**Records for the exercise**.
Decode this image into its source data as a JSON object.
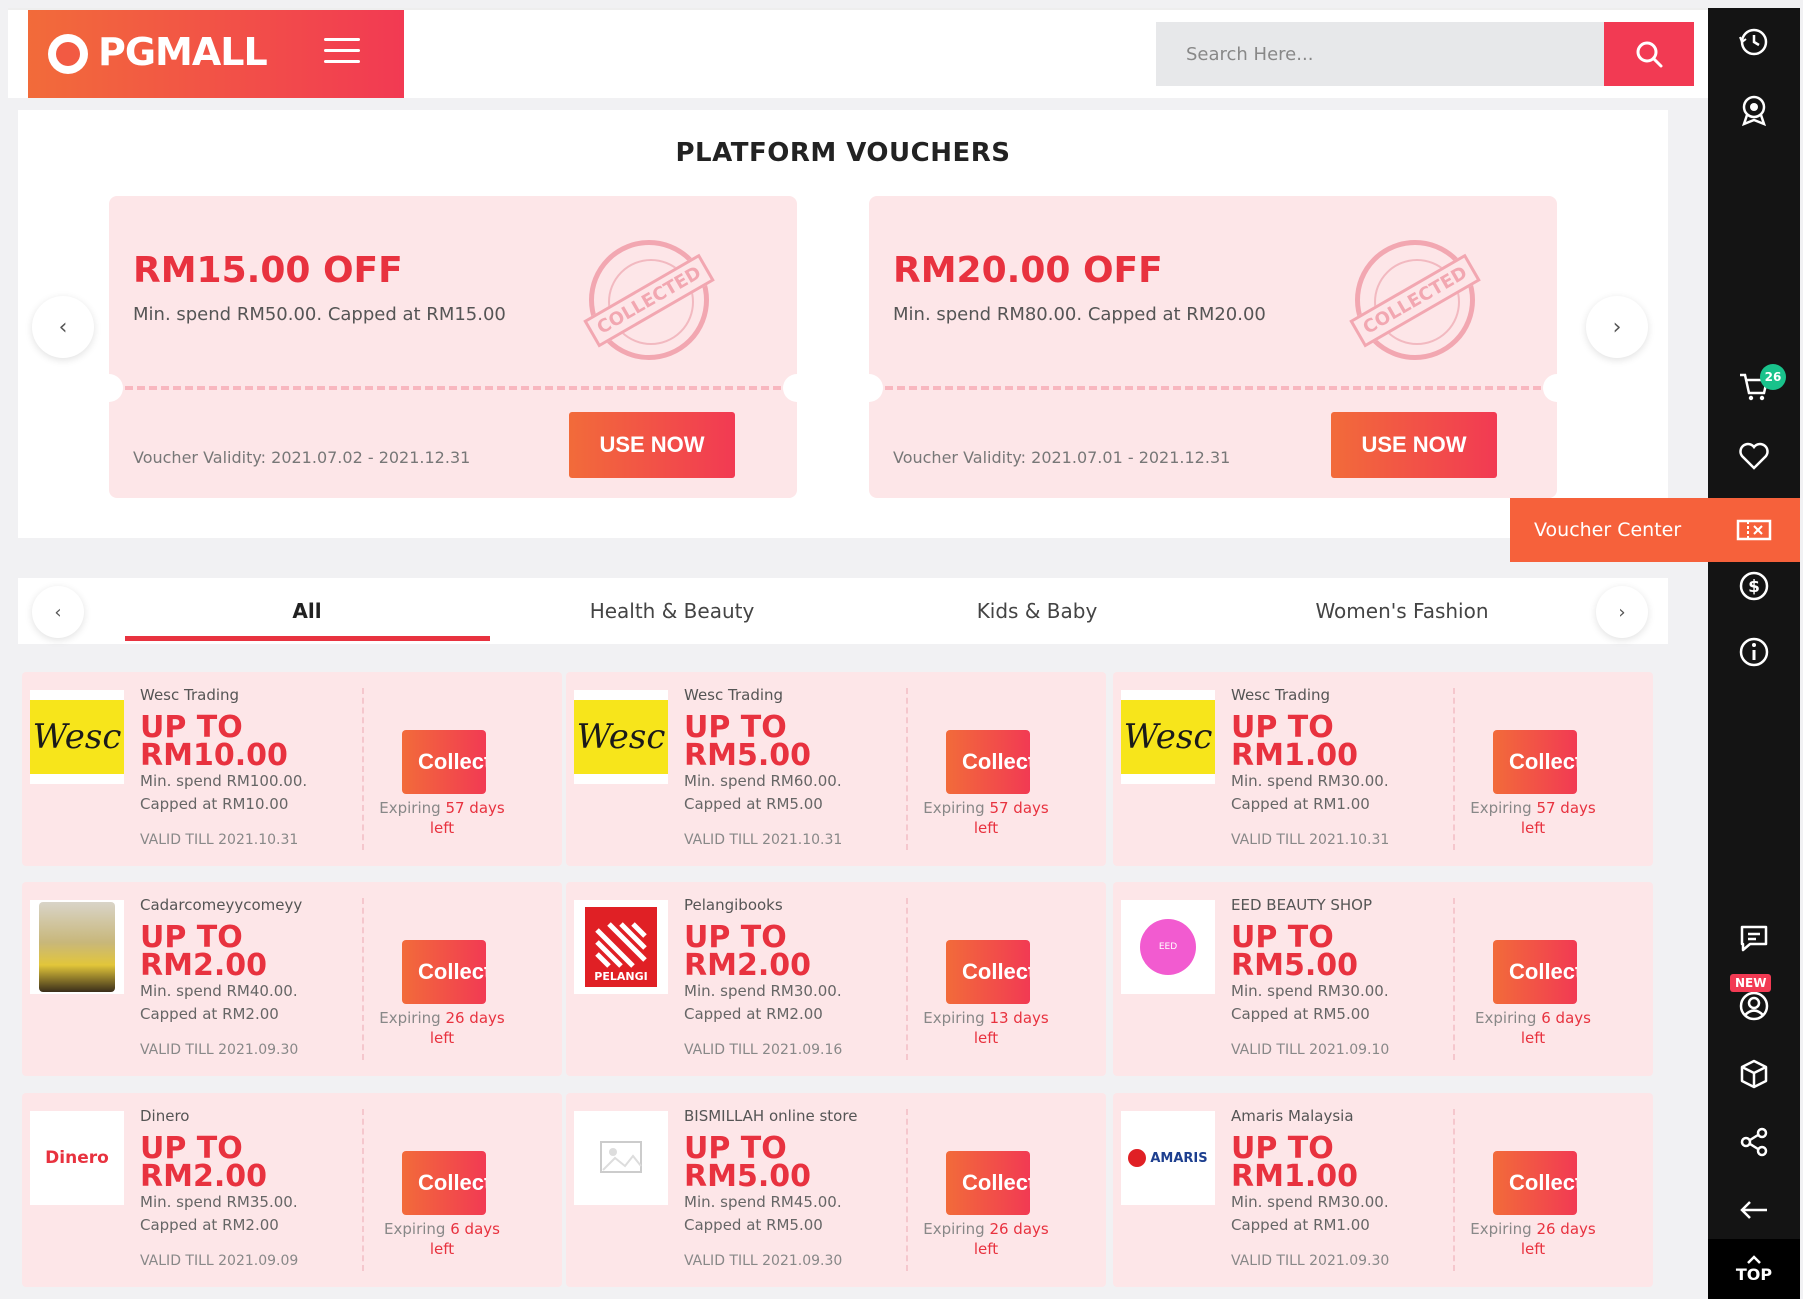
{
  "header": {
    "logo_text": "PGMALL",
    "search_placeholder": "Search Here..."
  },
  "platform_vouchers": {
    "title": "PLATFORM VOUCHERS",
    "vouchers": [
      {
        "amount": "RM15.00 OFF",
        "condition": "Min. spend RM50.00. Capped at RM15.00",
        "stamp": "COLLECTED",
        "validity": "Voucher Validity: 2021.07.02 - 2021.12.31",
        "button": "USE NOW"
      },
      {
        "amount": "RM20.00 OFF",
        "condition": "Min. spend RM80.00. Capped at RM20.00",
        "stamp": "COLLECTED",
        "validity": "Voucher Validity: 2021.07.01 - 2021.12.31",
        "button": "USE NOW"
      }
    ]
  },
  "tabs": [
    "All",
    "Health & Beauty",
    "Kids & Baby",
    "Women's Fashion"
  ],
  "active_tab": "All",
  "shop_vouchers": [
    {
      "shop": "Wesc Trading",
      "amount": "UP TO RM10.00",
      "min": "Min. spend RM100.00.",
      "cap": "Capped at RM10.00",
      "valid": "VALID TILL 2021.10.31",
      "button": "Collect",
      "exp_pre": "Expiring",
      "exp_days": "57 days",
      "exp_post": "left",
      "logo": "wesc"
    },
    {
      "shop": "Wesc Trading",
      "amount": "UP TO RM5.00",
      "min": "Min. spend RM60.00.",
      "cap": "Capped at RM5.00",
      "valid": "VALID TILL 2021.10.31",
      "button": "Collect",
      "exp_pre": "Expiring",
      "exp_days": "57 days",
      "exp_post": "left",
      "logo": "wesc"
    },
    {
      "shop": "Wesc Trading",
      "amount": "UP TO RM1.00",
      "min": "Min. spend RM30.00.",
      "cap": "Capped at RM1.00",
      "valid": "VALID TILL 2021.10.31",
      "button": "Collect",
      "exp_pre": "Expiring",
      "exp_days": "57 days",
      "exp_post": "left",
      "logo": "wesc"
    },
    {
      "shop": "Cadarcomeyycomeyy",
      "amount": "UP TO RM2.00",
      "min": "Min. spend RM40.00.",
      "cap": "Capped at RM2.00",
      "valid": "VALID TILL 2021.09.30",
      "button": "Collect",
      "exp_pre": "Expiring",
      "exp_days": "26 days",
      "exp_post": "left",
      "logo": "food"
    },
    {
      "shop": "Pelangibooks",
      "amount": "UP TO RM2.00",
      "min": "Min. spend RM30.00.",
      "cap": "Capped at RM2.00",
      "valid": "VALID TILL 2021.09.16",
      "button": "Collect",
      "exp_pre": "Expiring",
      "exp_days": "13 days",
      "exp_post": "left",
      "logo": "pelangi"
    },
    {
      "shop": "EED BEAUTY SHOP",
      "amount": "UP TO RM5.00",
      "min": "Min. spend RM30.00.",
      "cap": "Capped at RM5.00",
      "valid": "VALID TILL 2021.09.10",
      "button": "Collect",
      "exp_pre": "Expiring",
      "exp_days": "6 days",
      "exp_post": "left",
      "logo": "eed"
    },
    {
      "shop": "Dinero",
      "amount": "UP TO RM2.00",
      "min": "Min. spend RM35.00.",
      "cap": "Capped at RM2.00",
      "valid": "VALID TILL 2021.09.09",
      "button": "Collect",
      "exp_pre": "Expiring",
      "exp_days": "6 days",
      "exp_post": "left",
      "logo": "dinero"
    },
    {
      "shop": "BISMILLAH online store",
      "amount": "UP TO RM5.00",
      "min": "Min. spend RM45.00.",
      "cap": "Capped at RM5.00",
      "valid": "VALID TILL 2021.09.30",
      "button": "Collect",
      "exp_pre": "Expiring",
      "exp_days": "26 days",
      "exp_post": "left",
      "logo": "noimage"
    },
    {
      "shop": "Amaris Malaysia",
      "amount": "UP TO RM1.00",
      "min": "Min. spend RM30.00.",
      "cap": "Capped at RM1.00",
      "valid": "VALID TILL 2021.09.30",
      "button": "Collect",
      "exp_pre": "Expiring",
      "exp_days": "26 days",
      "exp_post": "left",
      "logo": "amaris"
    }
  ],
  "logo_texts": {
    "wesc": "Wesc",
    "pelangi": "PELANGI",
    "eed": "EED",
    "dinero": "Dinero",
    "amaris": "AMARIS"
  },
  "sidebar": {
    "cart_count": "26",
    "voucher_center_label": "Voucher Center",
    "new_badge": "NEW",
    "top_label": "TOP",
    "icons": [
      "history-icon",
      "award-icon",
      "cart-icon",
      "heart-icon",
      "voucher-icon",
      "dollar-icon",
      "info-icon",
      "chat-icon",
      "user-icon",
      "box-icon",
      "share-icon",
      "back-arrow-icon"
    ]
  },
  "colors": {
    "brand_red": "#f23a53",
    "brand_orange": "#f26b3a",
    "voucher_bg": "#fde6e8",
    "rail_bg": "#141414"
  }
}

**What needs to be done**.
Strip the images and reproduce the remaining records precisely.

**Solution**.
Decode this image into its source data as a JSON object.
{
  "header": {
    "logo_text": "PGMALL",
    "search_placeholder": "Search Here..."
  },
  "platform_vouchers": {
    "title": "PLATFORM VOUCHERS",
    "vouchers": [
      {
        "amount": "RM15.00 OFF",
        "condition": "Min. spend RM50.00. Capped at RM15.00",
        "stamp": "COLLECTED",
        "validity": "Voucher Validity: 2021.07.02 - 2021.12.31",
        "button": "USE NOW"
      },
      {
        "amount": "RM20.00 OFF",
        "condition": "Min. spend RM80.00. Capped at RM20.00",
        "stamp": "COLLECTED",
        "validity": "Voucher Validity: 2021.07.01 - 2021.12.31",
        "button": "USE NOW"
      }
    ]
  },
  "tabs": [
    "All",
    "Health & Beauty",
    "Kids & Baby",
    "Women's Fashion"
  ],
  "active_tab": "All",
  "shop_vouchers": [
    {
      "shop": "Wesc Trading",
      "amount": "UP TO RM10.00",
      "min": "Min. spend RM100.00.",
      "cap": "Capped at RM10.00",
      "valid": "VALID TILL 2021.10.31",
      "button": "Collect",
      "exp_pre": "Expiring",
      "exp_days": "57 days",
      "exp_post": "left",
      "logo": "wesc"
    },
    {
      "shop": "Wesc Trading",
      "amount": "UP TO RM5.00",
      "min": "Min. spend RM60.00.",
      "cap": "Capped at RM5.00",
      "valid": "VALID TILL 2021.10.31",
      "button": "Collect",
      "exp_pre": "Expiring",
      "exp_days": "57 days",
      "exp_post": "left",
      "logo": "wesc"
    },
    {
      "shop": "Wesc Trading",
      "amount": "UP TO RM1.00",
      "min": "Min. spend RM30.00.",
      "cap": "Capped at RM1.00",
      "valid": "VALID TILL 2021.10.31",
      "button": "Collect",
      "exp_pre": "Expiring",
      "exp_days": "57 days",
      "exp_post": "left",
      "logo": "wesc"
    },
    {
      "shop": "Cadarcomeyycomeyy",
      "amount": "UP TO RM2.00",
      "min": "Min. spend RM40.00.",
      "cap": "Capped at RM2.00",
      "valid": "VALID TILL 2021.09.30",
      "button": "Collect",
      "exp_pre": "Expiring",
      "exp_days": "26 days",
      "exp_post": "left",
      "logo": "food"
    },
    {
      "shop": "Pelangibooks",
      "amount": "UP TO RM2.00",
      "min": "Min. spend RM30.00.",
      "cap": "Capped at RM2.00",
      "valid": "VALID TILL 2021.09.16",
      "button": "Collect",
      "exp_pre": "Expiring",
      "exp_days": "13 days",
      "exp_post": "left",
      "logo": "pelangi"
    },
    {
      "shop": "EED BEAUTY SHOP",
      "amount": "UP TO RM5.00",
      "min": "Min. spend RM30.00.",
      "cap": "Capped at RM5.00",
      "valid": "VALID TILL 2021.09.10",
      "button": "Collect",
      "exp_pre": "Expiring",
      "exp_days": "6 days",
      "exp_post": "left",
      "logo": "eed"
    },
    {
      "shop": "Dinero",
      "amount": "UP TO RM2.00",
      "min": "Min. spend RM35.00.",
      "cap": "Capped at RM2.00",
      "valid": "VALID TILL 2021.09.09",
      "button": "Collect",
      "exp_pre": "Expiring",
      "exp_days": "6 days",
      "exp_post": "left",
      "logo": "dinero"
    },
    {
      "shop": "BISMILLAH online store",
      "amount": "UP TO RM5.00",
      "min": "Min. spend RM45.00.",
      "cap": "Capped at RM5.00",
      "valid": "VALID TILL 2021.09.30",
      "button": "Collect",
      "exp_pre": "Expiring",
      "exp_days": "26 days",
      "exp_post": "left",
      "logo": "noimage"
    },
    {
      "shop": "Amaris Malaysia",
      "amount": "UP TO RM1.00",
      "min": "Min. spend RM30.00.",
      "cap": "Capped at RM1.00",
      "valid": "VALID TILL 2021.09.30",
      "button": "Collect",
      "exp_pre": "Expiring",
      "exp_days": "26 days",
      "exp_post": "left",
      "logo": "amaris"
    }
  ],
  "logo_texts": {
    "wesc": "Wesc",
    "pelangi": "PELANGI",
    "eed": "EED",
    "dinero": "Dinero",
    "amaris": "AMARIS"
  },
  "sidebar": {
    "cart_count": "26",
    "voucher_center_label": "Voucher Center",
    "new_badge": "NEW",
    "top_label": "TOP",
    "icons": [
      "history-icon",
      "award-icon",
      "cart-icon",
      "heart-icon",
      "voucher-icon",
      "dollar-icon",
      "info-icon",
      "chat-icon",
      "user-icon",
      "box-icon",
      "share-icon",
      "back-arrow-icon"
    ]
  },
  "colors": {
    "brand_red": "#f23a53",
    "brand_orange": "#f26b3a",
    "voucher_bg": "#fde6e8",
    "rail_bg": "#141414"
  }
}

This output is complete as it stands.